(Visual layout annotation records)

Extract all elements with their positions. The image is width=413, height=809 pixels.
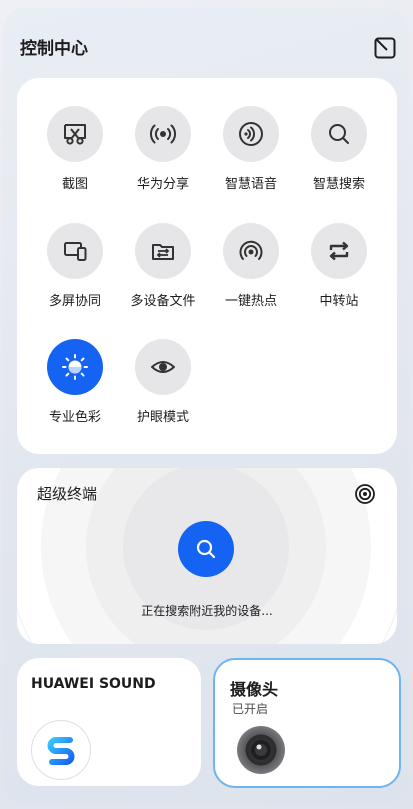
toggle-huawei-share-label: 华为分享 <box>136 177 189 192</box>
toggle-multi-screen-circle <box>47 223 103 279</box>
camera-card[interactable]: 摄像头 已开启 <box>213 658 401 788</box>
camera-title: 摄像头 <box>230 680 279 699</box>
toggle-smart-search-label: 智慧搜索 <box>312 177 365 192</box>
toggle-relay-station-circle <box>311 223 367 279</box>
toggle-smart-voice-label: 智慧语音 <box>224 177 277 192</box>
toggle-relay-station[interactable]: 中转站 <box>295 223 383 323</box>
edit-square-icon <box>374 37 396 59</box>
toggle-eye-comfort-circle <box>135 339 191 395</box>
toggle-eye-comfort[interactable]: 护眼模式 <box>119 339 207 439</box>
toggle-hotspot[interactable]: 一键热点 <box>207 223 295 323</box>
shortcut-grid-card: 截图 华为分享 智慧语音 智慧搜索 多屏协同 多设备文件 一键热点 中转站 专业… <box>17 78 397 454</box>
brightness-icon <box>62 354 88 380</box>
huawei-sound-card[interactable]: HUAWEI SOUND <box>17 658 201 786</box>
search-icon <box>196 539 216 559</box>
toggle-pro-color-circle <box>47 339 103 395</box>
toggle-screenshot[interactable]: 截图 <box>31 106 119 206</box>
toggle-relay-station-label: 中转站 <box>319 294 359 309</box>
share-broadcast-icon <box>150 124 176 144</box>
toggle-multi-device-files-label: 多设备文件 <box>130 294 196 309</box>
search-icon <box>329 124 349 144</box>
toggle-pro-color[interactable]: 专业色彩 <box>31 339 119 439</box>
toggle-multi-screen-label: 多屏协同 <box>48 294 101 309</box>
screenshot-scissors-icon <box>64 124 86 145</box>
relay-swap-icon <box>329 241 349 261</box>
toggle-screenshot-label: 截图 <box>61 177 88 192</box>
multi-screen-icon <box>64 242 87 261</box>
toggle-smart-search[interactable]: 智慧搜索 <box>295 106 383 206</box>
camera-status: 已开启 <box>232 702 269 716</box>
target-icon <box>355 484 375 504</box>
toggle-huawei-share-circle <box>135 106 191 162</box>
voice-wave-icon <box>239 122 263 146</box>
super-device-card[interactable]: 超级终端 正在搜索附近我的设备... <box>17 468 397 644</box>
super-device-title: 超级终端 <box>37 485 98 503</box>
super-device-search-button[interactable] <box>178 521 234 577</box>
toggle-screenshot-circle <box>47 106 103 162</box>
hotspot-icon <box>239 240 263 260</box>
super-device-target-button[interactable] <box>353 482 377 506</box>
eye-icon <box>151 361 175 373</box>
huawei-sound-title: HUAWEI SOUND <box>31 676 156 692</box>
toggle-multi-device-files[interactable]: 多设备文件 <box>119 223 207 323</box>
edit-button[interactable] <box>372 35 398 61</box>
toggle-pro-color-label: 专业色彩 <box>48 410 101 425</box>
toggle-hotspot-circle <box>223 223 279 279</box>
huawei-sound-logo-icon <box>31 720 91 780</box>
toggle-huawei-share[interactable]: 华为分享 <box>119 106 207 206</box>
toggle-multi-device-files-circle <box>135 223 191 279</box>
super-device-status: 正在搜索附近我的设备... <box>141 604 273 618</box>
folder-transfer-icon <box>152 244 174 260</box>
toggle-smart-voice[interactable]: 智慧语音 <box>207 106 295 206</box>
camera-lens-icon <box>237 726 285 774</box>
toggle-smart-voice-circle <box>223 106 279 162</box>
toggle-smart-search-circle <box>311 106 367 162</box>
toggle-multi-screen[interactable]: 多屏协同 <box>31 223 119 323</box>
toggle-hotspot-label: 一键热点 <box>224 294 277 309</box>
toggle-eye-comfort-label: 护眼模式 <box>136 410 189 425</box>
page-title: 控制中心 <box>20 39 88 59</box>
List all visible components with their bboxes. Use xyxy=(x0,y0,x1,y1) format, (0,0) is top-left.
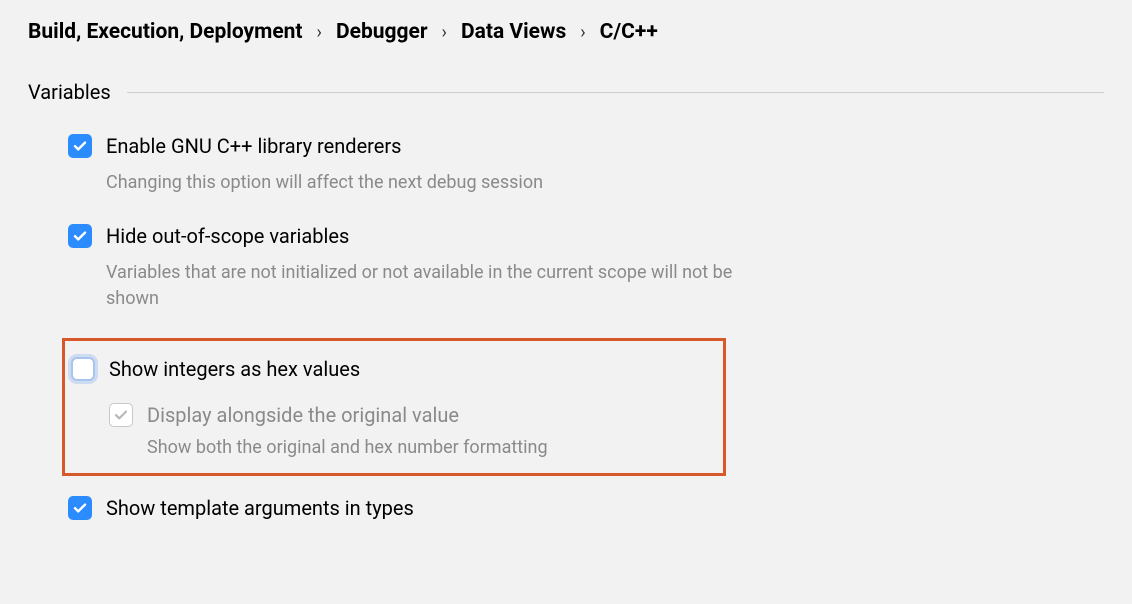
divider xyxy=(127,92,1104,93)
check-icon xyxy=(72,138,88,154)
highlighted-region: Show integers as hex values Display alon… xyxy=(62,338,726,476)
breadcrumb-item[interactable]: C/C++ xyxy=(600,20,658,44)
breadcrumb-item[interactable]: Debugger xyxy=(336,20,428,44)
option-desc-hide-out-of-scope: Variables that are not initialized or no… xyxy=(106,260,746,312)
check-icon xyxy=(72,228,88,244)
checkbox-show-template-args[interactable] xyxy=(68,496,92,520)
check-icon xyxy=(72,500,88,516)
option-label-display-alongside: Display alongside the original value xyxy=(147,401,459,429)
option-label-show-template-args: Show template arguments in types xyxy=(106,494,414,522)
breadcrumb: Build, Execution, Deployment › Debugger … xyxy=(28,20,1104,44)
checkbox-hide-out-of-scope[interactable] xyxy=(68,224,92,248)
breadcrumb-item[interactable]: Build, Execution, Deployment xyxy=(28,20,303,44)
check-icon xyxy=(113,407,129,423)
chevron-right-icon: › xyxy=(442,22,447,43)
checkbox-gnu-renderers[interactable] xyxy=(68,134,92,158)
option-desc-gnu-renderers: Changing this option will affect the nex… xyxy=(106,170,746,196)
breadcrumb-item[interactable]: Data Views xyxy=(461,20,566,44)
option-desc-display-alongside: Show both the original and hex number fo… xyxy=(147,435,723,461)
checkbox-show-hex[interactable] xyxy=(71,357,95,381)
checkbox-display-alongside xyxy=(109,403,133,427)
section-title: Variables xyxy=(28,80,111,104)
section-header: Variables xyxy=(28,80,1104,104)
chevron-right-icon: › xyxy=(580,22,585,43)
chevron-right-icon: › xyxy=(317,22,322,43)
option-label-gnu-renderers: Enable GNU C++ library renderers xyxy=(106,132,401,160)
option-label-show-hex: Show integers as hex values xyxy=(109,355,360,383)
option-label-hide-out-of-scope: Hide out-of-scope variables xyxy=(106,222,349,250)
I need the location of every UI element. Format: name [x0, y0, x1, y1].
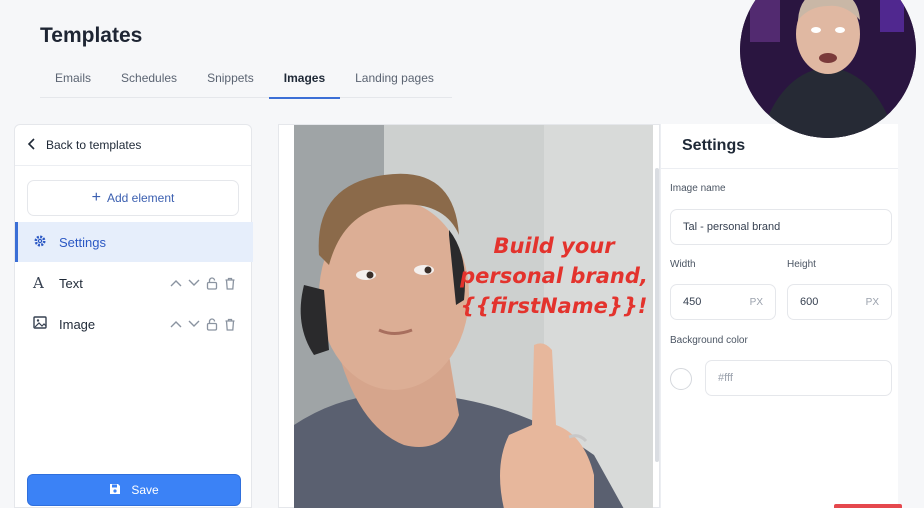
plus-icon: + — [91, 189, 101, 206]
save-label: Save — [131, 483, 159, 497]
back-to-templates-link[interactable]: Back to templates — [15, 125, 251, 166]
presenter-webcam — [740, 0, 916, 138]
element-row-image[interactable]: Image — [15, 304, 253, 344]
gear-icon — [33, 234, 47, 251]
page-title: Templates — [40, 24, 143, 47]
add-element-button[interactable]: + Add element — [27, 180, 239, 216]
text-icon: A — [33, 274, 44, 292]
width-value: 450 — [683, 296, 702, 308]
image-canvas[interactable]: Build your personal brand, {{firstName}}… — [278, 124, 660, 508]
unlock-icon[interactable] — [205, 276, 219, 290]
elements-panel: Back to templates + Add element Settings… — [14, 124, 253, 508]
template-photo[interactable]: Build your personal brand, {{firstName}}… — [294, 125, 653, 508]
recording-indicator — [834, 504, 902, 508]
tab-images[interactable]: Images — [268, 62, 341, 99]
tab-schedules[interactable]: Schedules — [106, 62, 192, 98]
background-color-field[interactable]: #fff — [705, 360, 892, 396]
add-element-label: Add element — [106, 191, 175, 205]
chevron-up-icon[interactable] — [169, 276, 183, 290]
height-field[interactable]: 600 PX — [787, 284, 892, 320]
element-label: Image — [59, 316, 96, 332]
unit-label: PX — [749, 296, 763, 308]
tab-snippets[interactable]: Snippets — [192, 62, 269, 98]
chevron-up-icon[interactable] — [169, 317, 183, 331]
divider — [661, 168, 898, 169]
image-name-field[interactable]: Tal - personal brand — [670, 209, 892, 245]
overlay-line: personal brand, — [460, 264, 648, 288]
overlay-text: Build your personal brand, {{firstName}}… — [459, 231, 649, 321]
color-swatch[interactable] — [670, 368, 692, 390]
chevron-down-icon[interactable] — [187, 276, 201, 290]
height-label: Height — [787, 259, 816, 270]
template-tabs: Emails Schedules Snippets Images Landing… — [40, 62, 452, 99]
trash-icon[interactable] — [223, 317, 237, 331]
webcam-overlay — [740, 0, 916, 138]
back-label: Back to templates — [46, 138, 142, 152]
tab-emails[interactable]: Emails — [40, 62, 106, 98]
trash-icon[interactable] — [223, 276, 237, 290]
image-name-value: Tal - personal brand — [683, 221, 781, 233]
background-color-placeholder: #fff — [718, 372, 733, 384]
width-field[interactable]: 450 PX — [670, 284, 776, 320]
element-label: Settings — [59, 234, 106, 250]
chevron-down-icon[interactable] — [187, 317, 201, 331]
unit-label: PX — [865, 296, 879, 308]
settings-title: Settings — [682, 137, 746, 154]
background-color-label: Background color — [670, 335, 748, 346]
settings-panel: Settings Image name Tal - personal brand… — [660, 124, 898, 508]
overlay-line: {{firstName}}! — [460, 294, 648, 318]
element-row-settings[interactable]: Settings — [15, 222, 253, 262]
floppy-disk-icon — [109, 483, 121, 498]
element-row-text[interactable]: A Text — [15, 263, 253, 303]
element-label: Text — [59, 275, 83, 291]
unlock-icon[interactable] — [205, 317, 219, 331]
chevron-left-icon — [27, 137, 37, 153]
tab-landing-pages[interactable]: Landing pages — [340, 62, 449, 98]
height-value: 600 — [800, 296, 819, 308]
save-button[interactable]: Save — [27, 474, 241, 506]
overlay-line: Build your — [493, 234, 615, 258]
image-icon — [33, 316, 47, 332]
width-label: Width — [670, 259, 696, 270]
image-name-label: Image name — [670, 183, 726, 194]
canvas-scrollbar[interactable] — [655, 168, 659, 462]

■ The exercise
Begin at the line that has "plus-icon: + — [91, 189, 101, 206]" and stop after the line that has "element-row-image[interactable]: Image —", then write those lines out again with "presenter-webcam" swapped for "presenter-video" and nothing else changed.

■ Full answer
plus-icon: + — [91, 189, 101, 206]
save-label: Save — [131, 483, 159, 497]
back-to-templates-link[interactable]: Back to templates — [15, 125, 251, 166]
presenter-video — [740, 0, 916, 138]
element-row-image[interactable]: Image — [15, 304, 253, 344]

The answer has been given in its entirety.